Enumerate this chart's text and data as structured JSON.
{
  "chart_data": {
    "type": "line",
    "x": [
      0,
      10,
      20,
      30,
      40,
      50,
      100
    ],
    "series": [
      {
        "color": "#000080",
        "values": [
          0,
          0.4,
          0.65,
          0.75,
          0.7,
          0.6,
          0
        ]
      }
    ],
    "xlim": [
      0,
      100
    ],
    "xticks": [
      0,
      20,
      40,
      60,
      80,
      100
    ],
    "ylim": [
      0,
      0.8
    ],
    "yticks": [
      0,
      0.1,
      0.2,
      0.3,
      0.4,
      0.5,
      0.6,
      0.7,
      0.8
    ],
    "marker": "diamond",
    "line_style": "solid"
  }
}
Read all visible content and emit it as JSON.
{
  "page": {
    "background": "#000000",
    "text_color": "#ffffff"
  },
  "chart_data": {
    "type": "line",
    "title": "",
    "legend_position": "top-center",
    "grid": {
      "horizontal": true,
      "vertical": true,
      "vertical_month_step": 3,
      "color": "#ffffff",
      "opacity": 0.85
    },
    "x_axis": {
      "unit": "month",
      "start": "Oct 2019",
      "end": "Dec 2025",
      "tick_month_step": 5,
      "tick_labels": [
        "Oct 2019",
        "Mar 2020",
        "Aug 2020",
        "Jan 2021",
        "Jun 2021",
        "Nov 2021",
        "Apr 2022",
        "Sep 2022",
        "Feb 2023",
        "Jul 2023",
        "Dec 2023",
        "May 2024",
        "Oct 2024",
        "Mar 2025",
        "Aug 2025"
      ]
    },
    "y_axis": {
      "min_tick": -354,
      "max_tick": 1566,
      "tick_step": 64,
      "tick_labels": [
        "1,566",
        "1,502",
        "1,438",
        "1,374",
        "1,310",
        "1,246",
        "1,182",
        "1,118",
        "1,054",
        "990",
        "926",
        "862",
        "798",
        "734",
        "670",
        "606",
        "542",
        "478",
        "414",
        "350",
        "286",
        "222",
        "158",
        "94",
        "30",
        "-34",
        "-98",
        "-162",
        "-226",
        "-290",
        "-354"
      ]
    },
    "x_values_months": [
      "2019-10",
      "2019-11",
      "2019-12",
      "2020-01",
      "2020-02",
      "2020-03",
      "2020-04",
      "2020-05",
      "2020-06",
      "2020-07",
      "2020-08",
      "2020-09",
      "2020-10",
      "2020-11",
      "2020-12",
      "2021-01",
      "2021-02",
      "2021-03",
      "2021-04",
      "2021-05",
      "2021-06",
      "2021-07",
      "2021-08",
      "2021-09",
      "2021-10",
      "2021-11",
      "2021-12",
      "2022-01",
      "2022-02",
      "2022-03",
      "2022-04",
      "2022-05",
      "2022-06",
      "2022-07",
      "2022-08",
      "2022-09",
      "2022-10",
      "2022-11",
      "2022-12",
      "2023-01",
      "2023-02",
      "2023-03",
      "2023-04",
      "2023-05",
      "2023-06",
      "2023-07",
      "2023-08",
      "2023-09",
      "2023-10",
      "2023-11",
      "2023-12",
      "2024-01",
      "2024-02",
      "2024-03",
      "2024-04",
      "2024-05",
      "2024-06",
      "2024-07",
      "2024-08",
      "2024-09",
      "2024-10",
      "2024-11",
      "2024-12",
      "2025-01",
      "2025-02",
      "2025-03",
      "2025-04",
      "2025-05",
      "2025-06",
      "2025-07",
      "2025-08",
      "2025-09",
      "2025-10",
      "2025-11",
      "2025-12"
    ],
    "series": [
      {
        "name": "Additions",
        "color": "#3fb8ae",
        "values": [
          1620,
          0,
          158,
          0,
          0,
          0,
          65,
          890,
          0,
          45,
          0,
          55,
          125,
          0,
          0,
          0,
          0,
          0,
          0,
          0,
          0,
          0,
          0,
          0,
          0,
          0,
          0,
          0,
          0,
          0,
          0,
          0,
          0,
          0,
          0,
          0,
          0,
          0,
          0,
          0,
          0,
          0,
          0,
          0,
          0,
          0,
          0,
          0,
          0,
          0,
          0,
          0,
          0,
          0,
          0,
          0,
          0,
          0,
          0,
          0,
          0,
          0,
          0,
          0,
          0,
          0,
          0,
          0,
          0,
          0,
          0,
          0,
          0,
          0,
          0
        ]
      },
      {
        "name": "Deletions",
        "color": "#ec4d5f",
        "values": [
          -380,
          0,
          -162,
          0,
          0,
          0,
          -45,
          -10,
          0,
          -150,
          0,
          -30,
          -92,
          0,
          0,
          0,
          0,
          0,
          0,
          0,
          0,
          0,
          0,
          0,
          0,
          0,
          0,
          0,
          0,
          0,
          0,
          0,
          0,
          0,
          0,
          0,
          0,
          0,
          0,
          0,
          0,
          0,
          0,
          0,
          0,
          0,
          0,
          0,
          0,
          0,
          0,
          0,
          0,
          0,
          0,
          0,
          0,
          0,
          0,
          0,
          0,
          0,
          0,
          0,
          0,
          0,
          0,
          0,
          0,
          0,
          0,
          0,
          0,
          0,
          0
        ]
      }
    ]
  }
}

- [Work required]
Retype the whole listing, matching it exactly.

- [Right answer]
Enumerate this chart's text and data as structured JSON.
{
  "chart_data": {
    "type": "line",
    "x": [
      0,
      10,
      20,
      30,
      40,
      50,
      100
    ],
    "series": [
      {
        "color": "#000080",
        "values": [
          0,
          0.4,
          0.65,
          0.75,
          0.7,
          0.6,
          0
        ]
      }
    ],
    "xlim": [
      0,
      100
    ],
    "xticks": [
      0,
      20,
      40,
      60,
      80,
      100
    ],
    "ylim": [
      0,
      0.8
    ],
    "yticks": [
      0,
      0.1,
      0.2,
      0.3,
      0.4,
      0.5,
      0.6,
      0.7,
      0.8
    ],
    "marker": "diamond",
    "line_style": "solid"
  }
}
Read all visible content and emit it as JSON.
{
  "page": {
    "background": "#000000",
    "text_color": "#ffffff"
  },
  "chart_data": {
    "type": "line",
    "title": "",
    "legend_position": "top-center",
    "grid": {
      "horizontal": true,
      "vertical": true,
      "vertical_month_step": 3,
      "color": "#ffffff",
      "opacity": 0.85
    },
    "x_axis": {
      "unit": "month",
      "start": "Oct 2019",
      "end": "Dec 2025",
      "tick_month_step": 5,
      "tick_labels": [
        "Oct 2019",
        "Mar 2020",
        "Aug 2020",
        "Jan 2021",
        "Jun 2021",
        "Nov 2021",
        "Apr 2022",
        "Sep 2022",
        "Feb 2023",
        "Jul 2023",
        "Dec 2023",
        "May 2024",
        "Oct 2024",
        "Mar 2025",
        "Aug 2025"
      ]
    },
    "y_axis": {
      "min_tick": -354,
      "max_tick": 1566,
      "tick_step": 64,
      "tick_labels": [
        "1,566",
        "1,502",
        "1,438",
        "1,374",
        "1,310",
        "1,246",
        "1,182",
        "1,118",
        "1,054",
        "990",
        "926",
        "862",
        "798",
        "734",
        "670",
        "606",
        "542",
        "478",
        "414",
        "350",
        "286",
        "222",
        "158",
        "94",
        "30",
        "-34",
        "-98",
        "-162",
        "-226",
        "-290",
        "-354"
      ]
    },
    "x_values_months": [
      "2019-10",
      "2019-11",
      "2019-12",
      "2020-01",
      "2020-02",
      "2020-03",
      "2020-04",
      "2020-05",
      "2020-06",
      "2020-07",
      "2020-08",
      "2020-09",
      "2020-10",
      "2020-11",
      "2020-12",
      "2021-01",
      "2021-02",
      "2021-03",
      "2021-04",
      "2021-05",
      "2021-06",
      "2021-07",
      "2021-08",
      "2021-09",
      "2021-10",
      "2021-11",
      "2021-12",
      "2022-01",
      "2022-02",
      "2022-03",
      "2022-04",
      "2022-05",
      "2022-06",
      "2022-07",
      "2022-08",
      "2022-09",
      "2022-10",
      "2022-11",
      "2022-12",
      "2023-01",
      "2023-02",
      "2023-03",
      "2023-04",
      "2023-05",
      "2023-06",
      "2023-07",
      "2023-08",
      "2023-09",
      "2023-10",
      "2023-11",
      "2023-12",
      "2024-01",
      "2024-02",
      "2024-03",
      "2024-04",
      "2024-05",
      "2024-06",
      "2024-07",
      "2024-08",
      "2024-09",
      "2024-10",
      "2024-11",
      "2024-12",
      "2025-01",
      "2025-02",
      "2025-03",
      "2025-04",
      "2025-05",
      "2025-06",
      "2025-07",
      "2025-08",
      "2025-09",
      "2025-10",
      "2025-11",
      "2025-12"
    ],
    "series": [
      {
        "name": "Additions",
        "color": "#3fb8ae",
        "values": [
          1620,
          0,
          158,
          0,
          0,
          0,
          65,
          890,
          0,
          45,
          0,
          55,
          125,
          0,
          0,
          0,
          0,
          0,
          0,
          0,
          0,
          0,
          0,
          0,
          0,
          0,
          0,
          0,
          0,
          0,
          0,
          0,
          0,
          0,
          0,
          0,
          0,
          0,
          0,
          0,
          0,
          0,
          0,
          0,
          0,
          0,
          0,
          0,
          0,
          0,
          0,
          0,
          0,
          0,
          0,
          0,
          0,
          0,
          0,
          0,
          0,
          0,
          0,
          0,
          0,
          0,
          0,
          0,
          0,
          0,
          0,
          0,
          0,
          0,
          0
        ]
      },
      {
        "name": "Deletions",
        "color": "#ec4d5f",
        "values": [
          -380,
          0,
          -162,
          0,
          0,
          0,
          -45,
          -10,
          0,
          -150,
          0,
          -30,
          -92,
          0,
          0,
          0,
          0,
          0,
          0,
          0,
          0,
          0,
          0,
          0,
          0,
          0,
          0,
          0,
          0,
          0,
          0,
          0,
          0,
          0,
          0,
          0,
          0,
          0,
          0,
          0,
          0,
          0,
          0,
          0,
          0,
          0,
          0,
          0,
          0,
          0,
          0,
          0,
          0,
          0,
          0,
          0,
          0,
          0,
          0,
          0,
          0,
          0,
          0,
          0,
          0,
          0,
          0,
          0,
          0,
          0,
          0,
          0,
          0,
          0,
          0
        ]
      }
    ]
  }
}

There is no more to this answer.